Identify the lines containing the word "this". Copy each one.

[Data records]

>>>

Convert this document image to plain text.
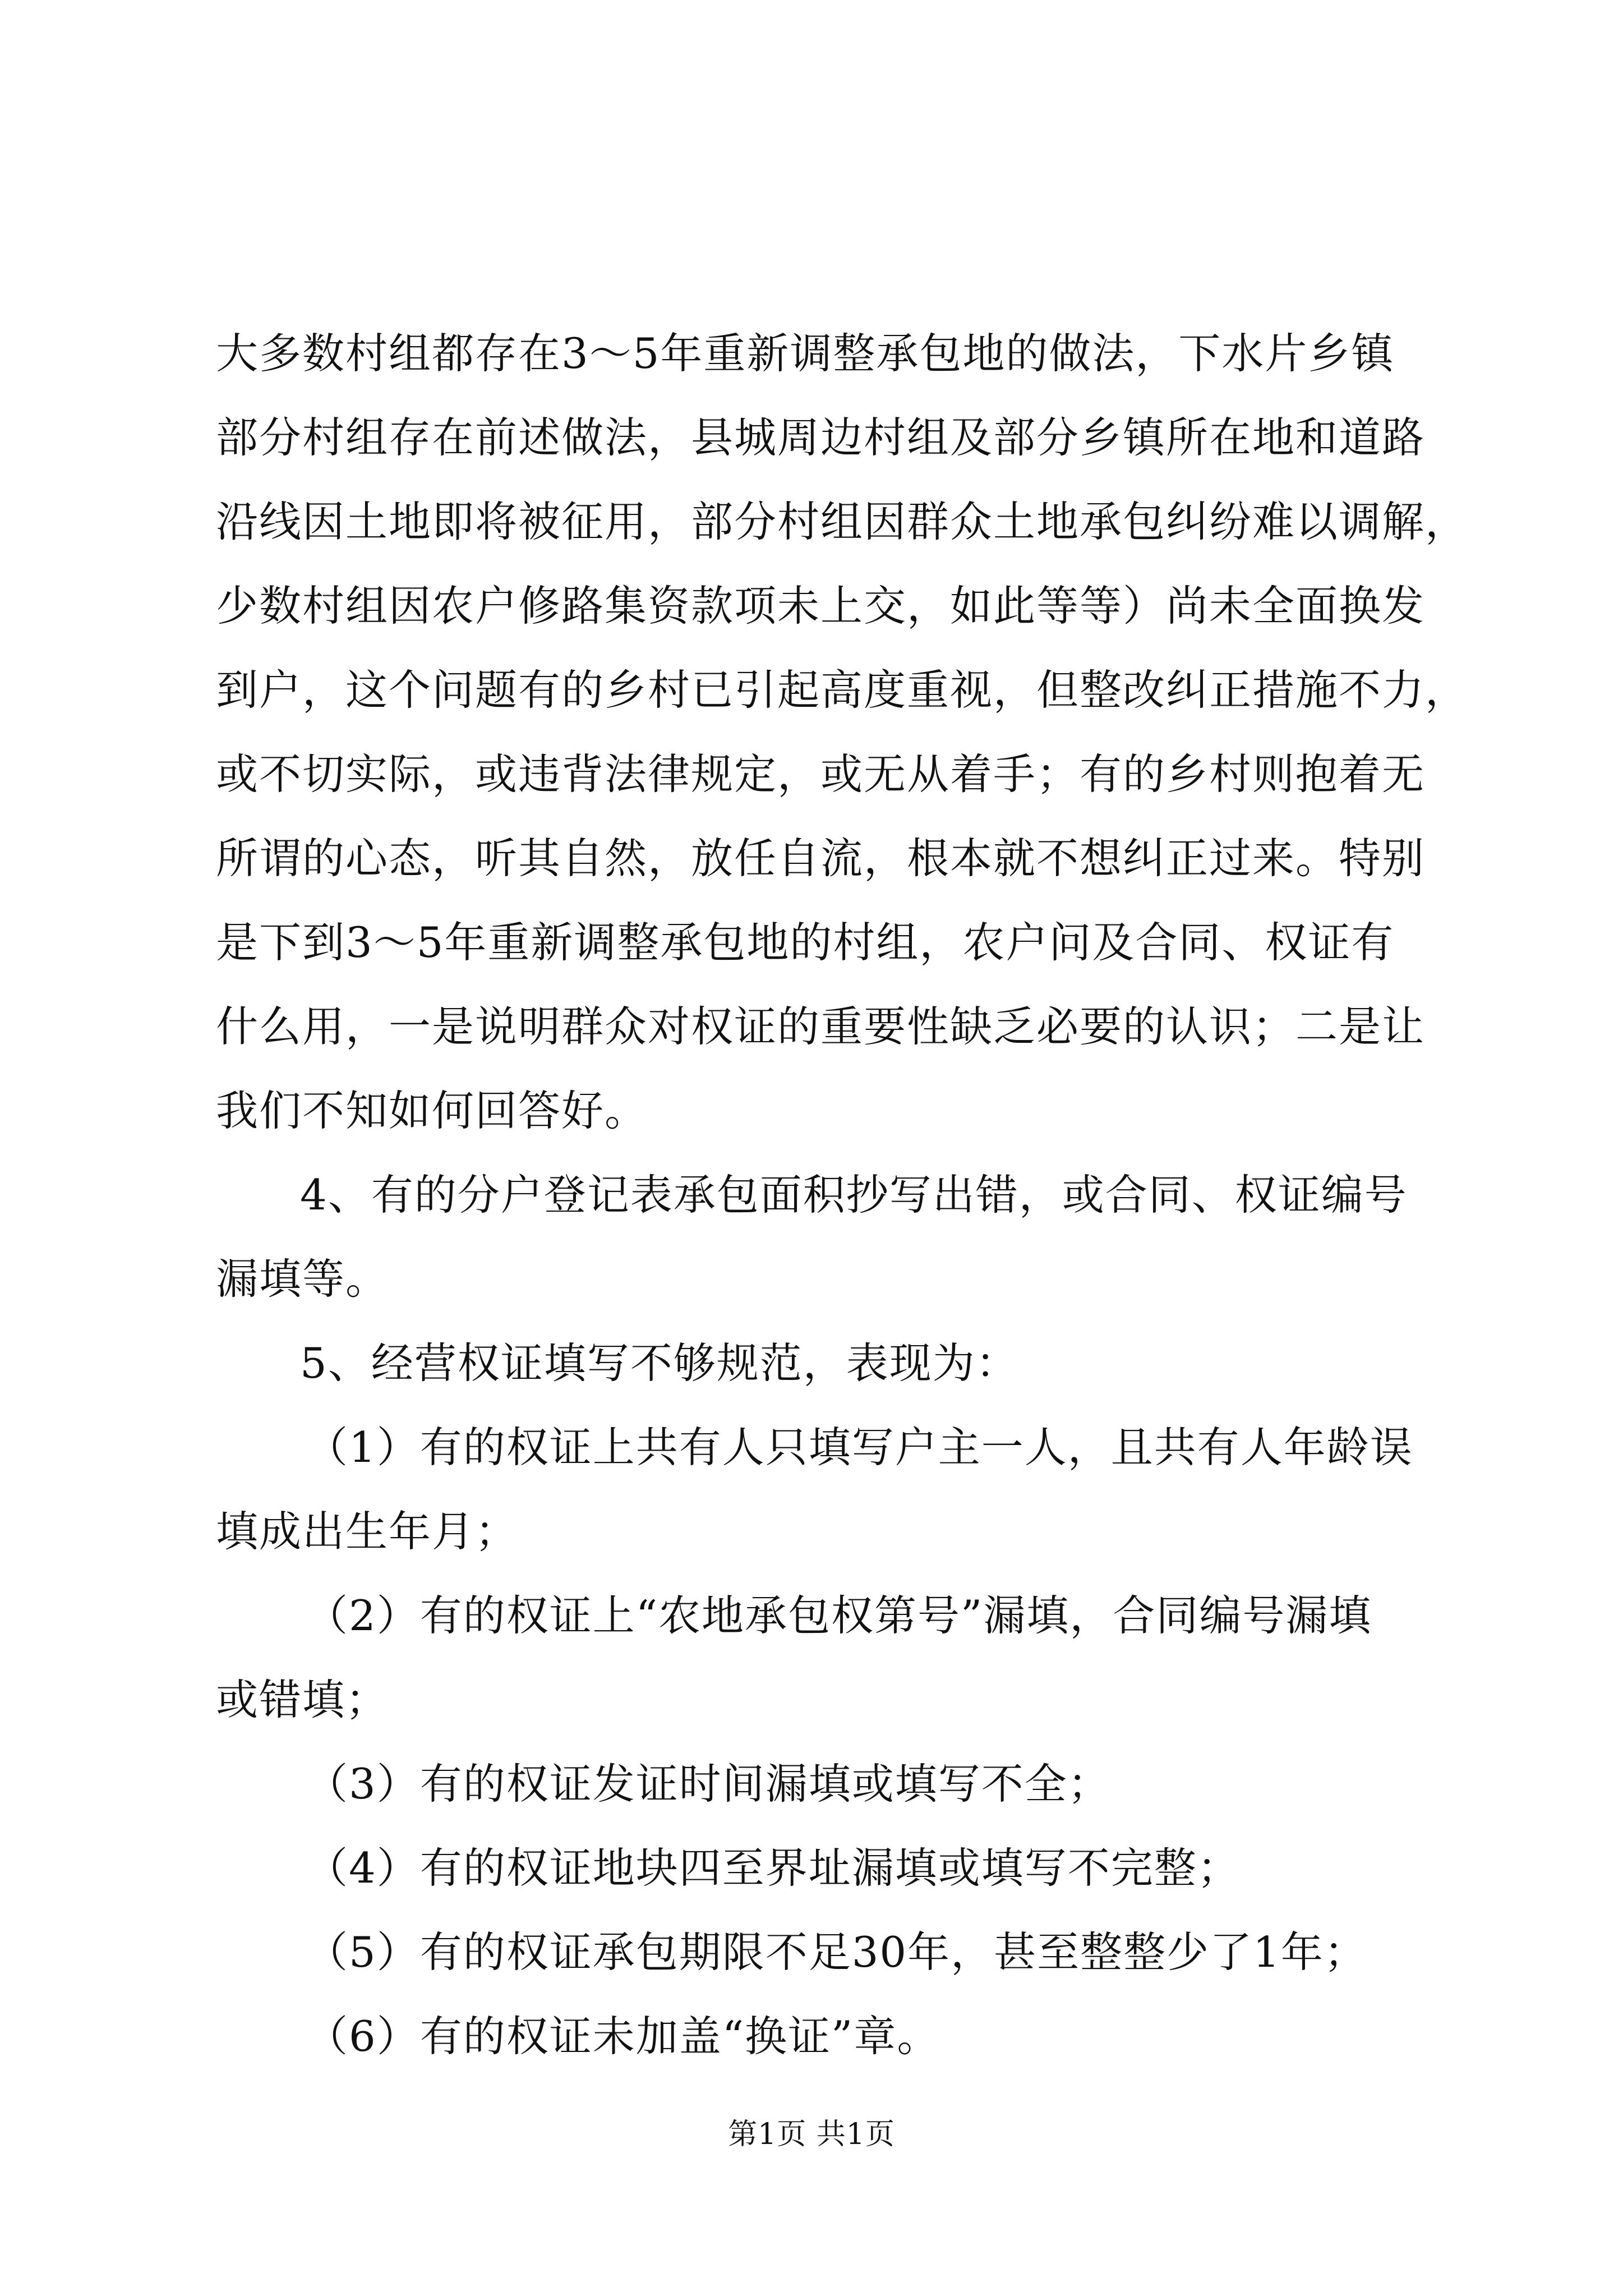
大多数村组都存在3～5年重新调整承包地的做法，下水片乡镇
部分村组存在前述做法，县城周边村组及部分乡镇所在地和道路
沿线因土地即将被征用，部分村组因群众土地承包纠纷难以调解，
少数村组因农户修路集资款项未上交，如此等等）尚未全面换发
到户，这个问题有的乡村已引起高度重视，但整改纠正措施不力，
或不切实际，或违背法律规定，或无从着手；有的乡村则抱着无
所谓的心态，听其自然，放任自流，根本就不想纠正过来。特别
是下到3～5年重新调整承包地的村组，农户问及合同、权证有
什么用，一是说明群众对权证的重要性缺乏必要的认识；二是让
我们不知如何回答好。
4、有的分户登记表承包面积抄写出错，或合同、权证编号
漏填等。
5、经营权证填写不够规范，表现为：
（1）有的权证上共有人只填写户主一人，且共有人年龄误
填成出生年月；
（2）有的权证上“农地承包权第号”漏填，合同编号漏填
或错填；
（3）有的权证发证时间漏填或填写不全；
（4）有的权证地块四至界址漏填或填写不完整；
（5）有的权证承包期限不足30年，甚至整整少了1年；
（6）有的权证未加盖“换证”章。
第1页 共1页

<<<
>>>

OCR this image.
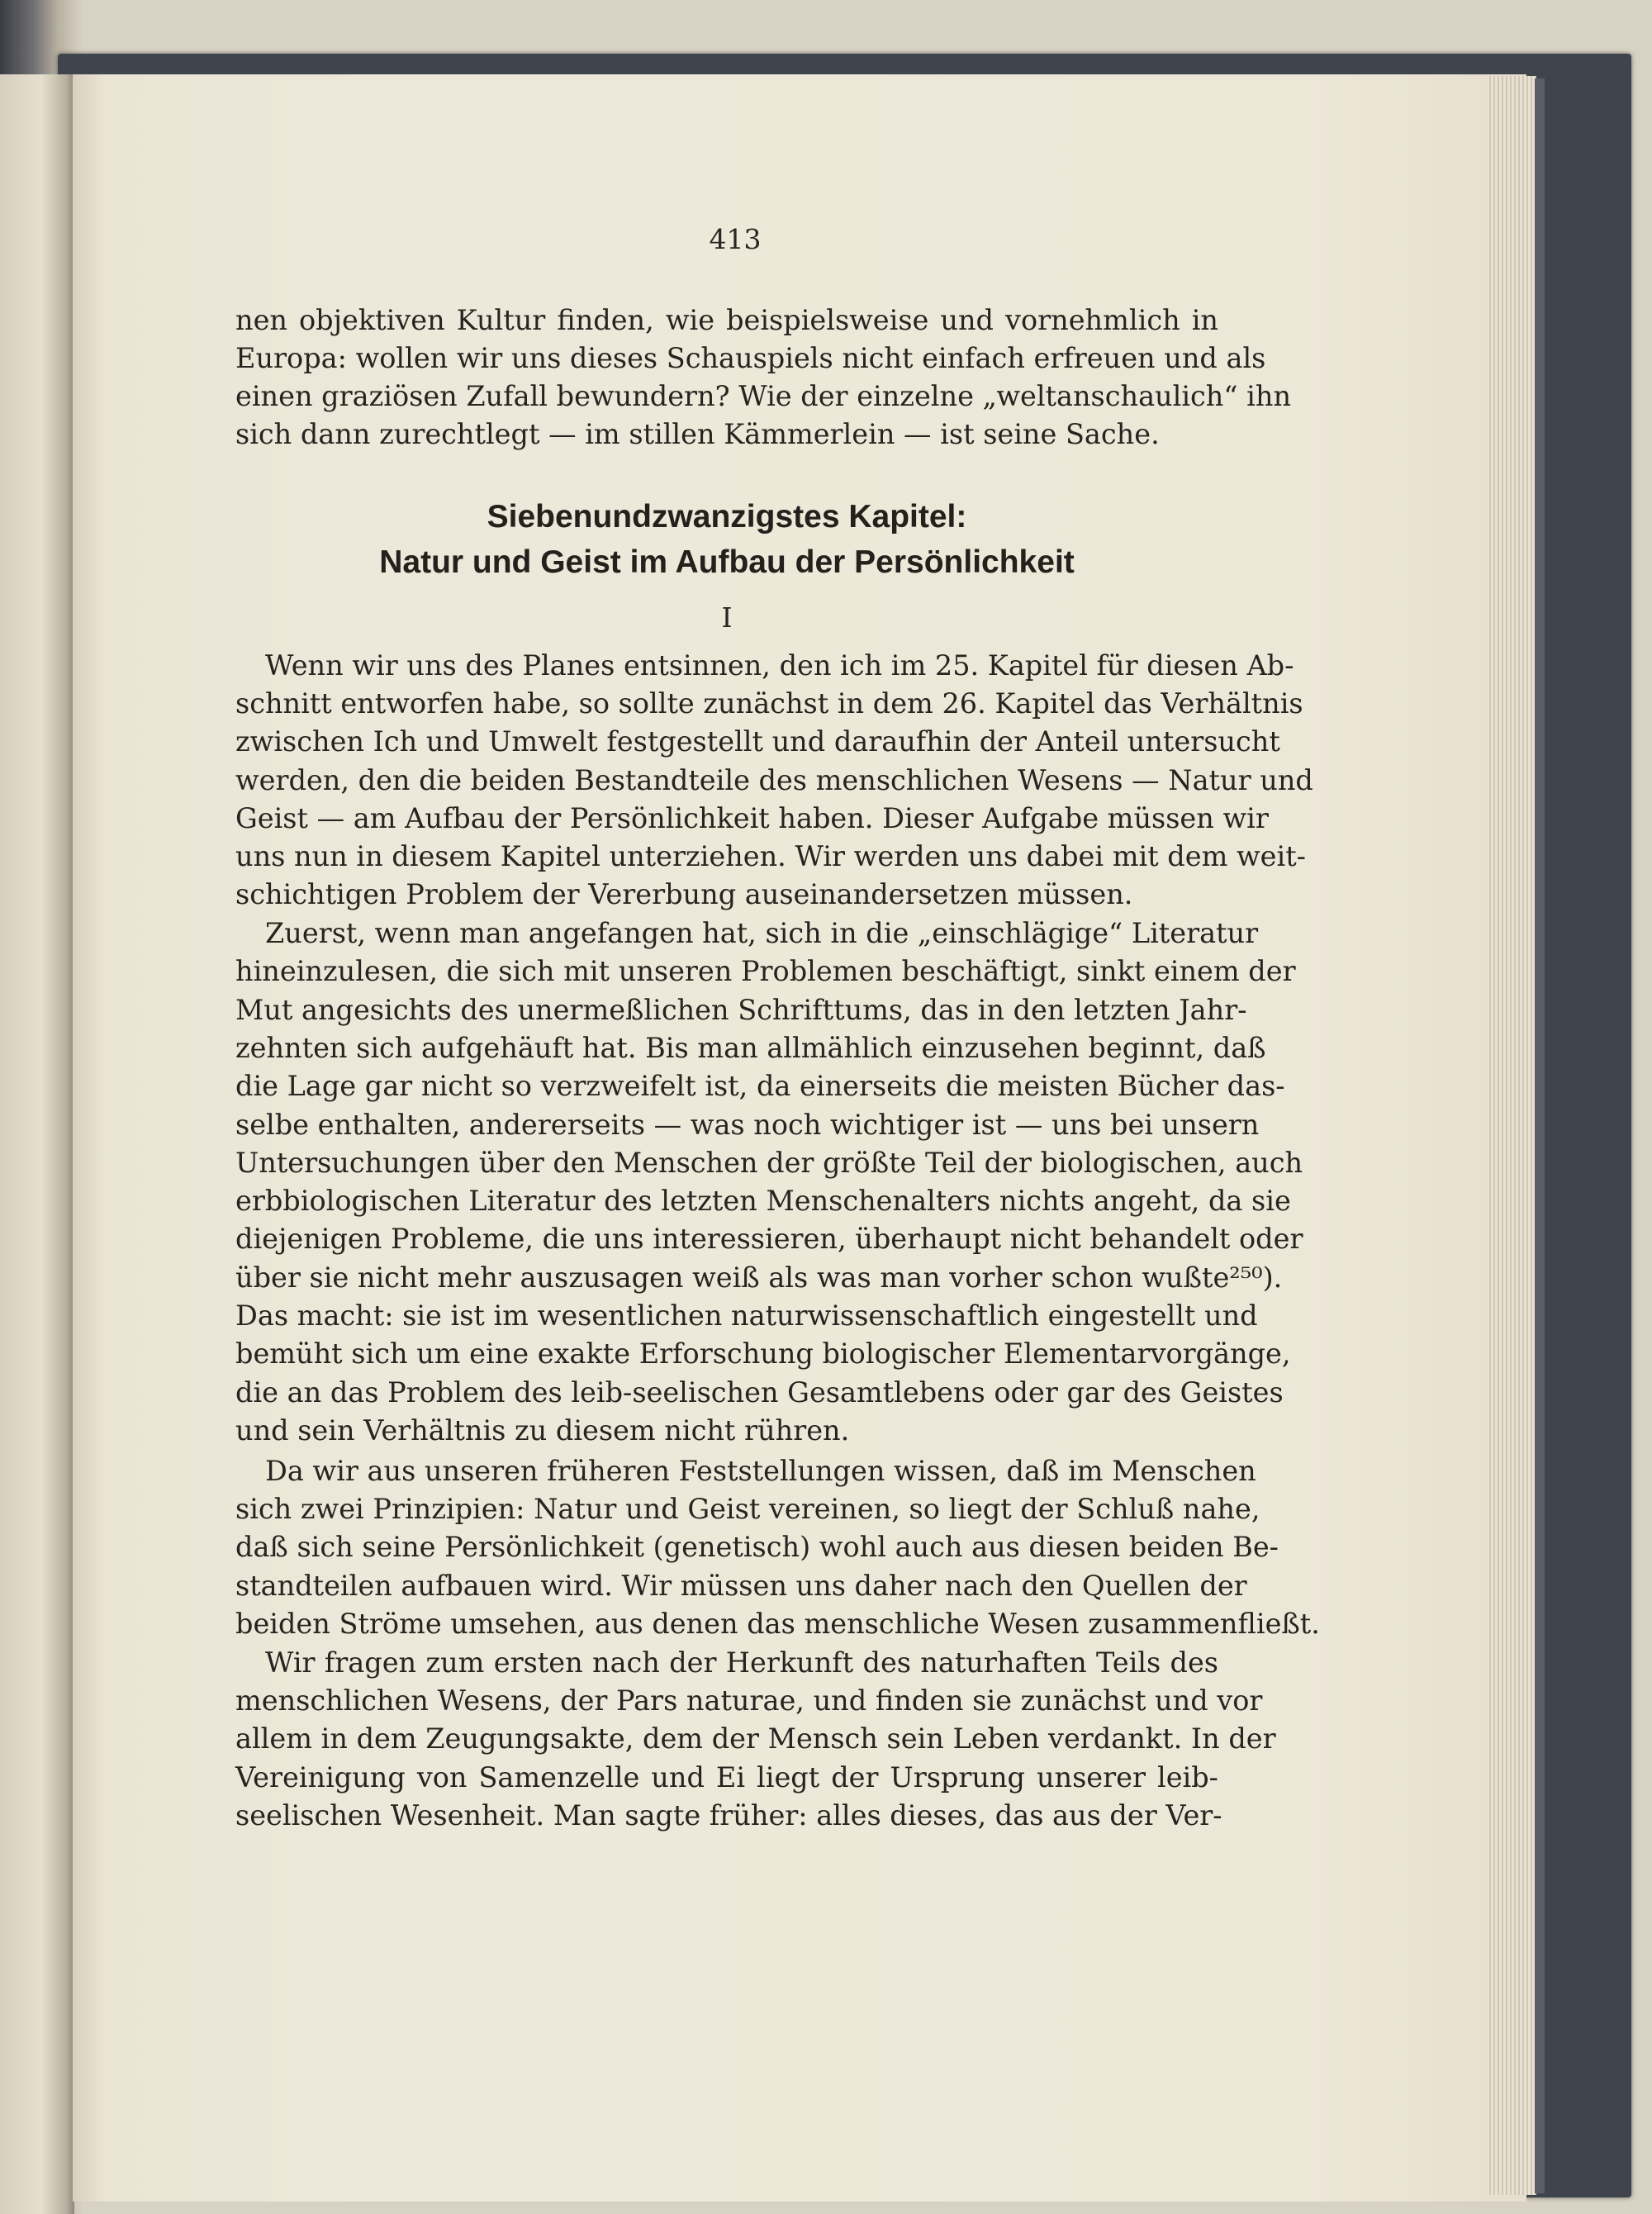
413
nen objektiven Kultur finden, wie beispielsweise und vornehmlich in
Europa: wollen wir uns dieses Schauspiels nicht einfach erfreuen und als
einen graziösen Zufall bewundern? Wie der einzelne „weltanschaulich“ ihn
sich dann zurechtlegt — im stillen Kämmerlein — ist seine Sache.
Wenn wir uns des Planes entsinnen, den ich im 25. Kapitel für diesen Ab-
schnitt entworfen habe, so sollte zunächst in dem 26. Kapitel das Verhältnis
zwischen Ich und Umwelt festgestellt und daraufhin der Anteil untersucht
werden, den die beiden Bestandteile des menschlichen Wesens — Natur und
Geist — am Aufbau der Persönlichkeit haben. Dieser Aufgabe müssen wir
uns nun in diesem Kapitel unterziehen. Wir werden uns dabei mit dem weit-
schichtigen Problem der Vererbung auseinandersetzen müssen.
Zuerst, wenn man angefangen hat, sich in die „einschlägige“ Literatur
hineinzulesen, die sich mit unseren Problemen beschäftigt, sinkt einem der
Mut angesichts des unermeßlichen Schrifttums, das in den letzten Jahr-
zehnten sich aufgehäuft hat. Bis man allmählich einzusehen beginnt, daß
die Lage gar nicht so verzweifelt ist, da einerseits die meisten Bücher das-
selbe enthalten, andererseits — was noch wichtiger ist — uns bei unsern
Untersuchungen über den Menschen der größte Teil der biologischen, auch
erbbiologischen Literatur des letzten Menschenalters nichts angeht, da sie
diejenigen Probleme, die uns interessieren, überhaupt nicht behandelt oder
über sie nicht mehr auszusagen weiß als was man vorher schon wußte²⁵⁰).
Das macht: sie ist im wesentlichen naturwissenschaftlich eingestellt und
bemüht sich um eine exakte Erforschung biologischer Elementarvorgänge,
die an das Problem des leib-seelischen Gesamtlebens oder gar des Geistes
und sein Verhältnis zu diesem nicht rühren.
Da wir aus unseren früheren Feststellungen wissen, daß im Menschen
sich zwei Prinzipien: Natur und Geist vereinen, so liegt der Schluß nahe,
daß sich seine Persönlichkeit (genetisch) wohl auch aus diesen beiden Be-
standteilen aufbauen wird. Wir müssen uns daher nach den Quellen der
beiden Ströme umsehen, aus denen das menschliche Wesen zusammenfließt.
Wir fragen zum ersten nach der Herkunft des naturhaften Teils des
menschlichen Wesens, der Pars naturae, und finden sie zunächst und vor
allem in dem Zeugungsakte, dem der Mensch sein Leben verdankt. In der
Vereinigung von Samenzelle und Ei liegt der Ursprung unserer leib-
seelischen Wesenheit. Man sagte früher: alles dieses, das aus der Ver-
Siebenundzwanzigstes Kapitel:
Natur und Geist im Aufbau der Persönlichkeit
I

<<<

**FULL ANSWER**.
Convert this document image to plain text.
OCR this image.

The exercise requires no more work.